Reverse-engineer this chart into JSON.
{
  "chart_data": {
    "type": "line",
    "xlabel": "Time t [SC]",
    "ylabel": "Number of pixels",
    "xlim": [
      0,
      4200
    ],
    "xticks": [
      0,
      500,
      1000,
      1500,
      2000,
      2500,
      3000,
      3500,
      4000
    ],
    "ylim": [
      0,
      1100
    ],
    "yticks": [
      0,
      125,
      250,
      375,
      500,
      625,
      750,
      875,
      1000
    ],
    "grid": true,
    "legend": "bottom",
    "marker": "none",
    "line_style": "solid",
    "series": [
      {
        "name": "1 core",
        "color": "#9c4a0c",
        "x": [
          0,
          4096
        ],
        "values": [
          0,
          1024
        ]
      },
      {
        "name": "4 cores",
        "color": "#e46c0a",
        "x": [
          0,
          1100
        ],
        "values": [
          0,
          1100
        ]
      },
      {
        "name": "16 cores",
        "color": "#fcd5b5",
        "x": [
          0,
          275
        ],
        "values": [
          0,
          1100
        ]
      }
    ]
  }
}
::::::::
▸ **Goal**
Send back each record exactly as it stands.

▸ **Answer below**
Reverse-engineer this chart into JSON.
{
  "chart_data": {
    "type": "line",
    "xlabel": "Time t [SC]",
    "ylabel": "Number of pixels",
    "xlim": [
      0,
      4200
    ],
    "xticks": [
      0,
      500,
      1000,
      1500,
      2000,
      2500,
      3000,
      3500,
      4000
    ],
    "ylim": [
      0,
      1100
    ],
    "yticks": [
      0,
      125,
      250,
      375,
      500,
      625,
      750,
      875,
      1000
    ],
    "grid": true,
    "legend": "bottom",
    "marker": "none",
    "line_style": "solid",
    "series": [
      {
        "name": "1 core",
        "color": "#9c4a0c",
        "x": [
          0,
          4096
        ],
        "values": [
          0,
          1024
        ]
      },
      {
        "name": "4 cores",
        "color": "#e46c0a",
        "x": [
          0,
          1100
        ],
        "values": [
          0,
          1100
        ]
      },
      {
        "name": "16 cores",
        "color": "#fcd5b5",
        "x": [
          0,
          275
        ],
        "values": [
          0,
          1100
        ]
      }
    ]
  }
}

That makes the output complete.